## [Votre objectif]
Répondez à ces questions à l'aide du texte sur les filets de vigne, plus bas.
1. À partir de quel mois les grappes attirent-elles les oiseaux ?
2. Pourquoi faut-il retirer les filets sans plus attendre après la récolte ?
3. Qui était chargé de la journée consacrée aux filets ?

=== Source ===

Dès le mois d'août, les grappes prenant forme attirent les oiseaux, friands de baies naissantes. Qu'ils aillent voir ailleurs! Ce ne sont pas eux, mais nous, qui savons faire le vin! Chaque année, il nous faut disputer le fruit à ces voraces, si nous voulons faire bonne récolte. C'est pourquoi il faut recouvrir les rangées de filets protecteurs, épouvantails des temps modernes.
Pendant la vendange, ces filets étaient toujours là. Ce fut un spectacle réjouissant que celui des vigneronnes et vignerons à l'ouvrage dans les tunnels ainsi créés.
Après la récolte il faut ôter ces filets sans plus attendre. En effet, la végétation se faufile entre les mailles, et complique encore l'opération si on tarde trop.
A Villers la Vigne, on ne badine pas avec la répartition des tâches. Cette journée fut donc celle de Patrick, notre maître ès pose et dépose des filets. Quelques indications prodiguées avec le brio qu'on lui connaît, et nous voilà à l'ouvrage.

=== Extrait de données ===

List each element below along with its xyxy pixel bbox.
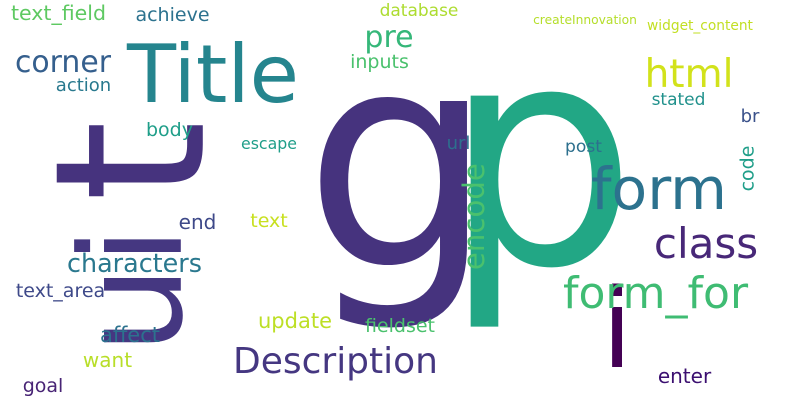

===

## [La réponse]
1. Dès le mois d'août.
2. La végétation se faufile entre les mailles, ce qui complique encore l'opération si on tarde trop.
3. Patrick, « maître ès pose et dépose des filets ».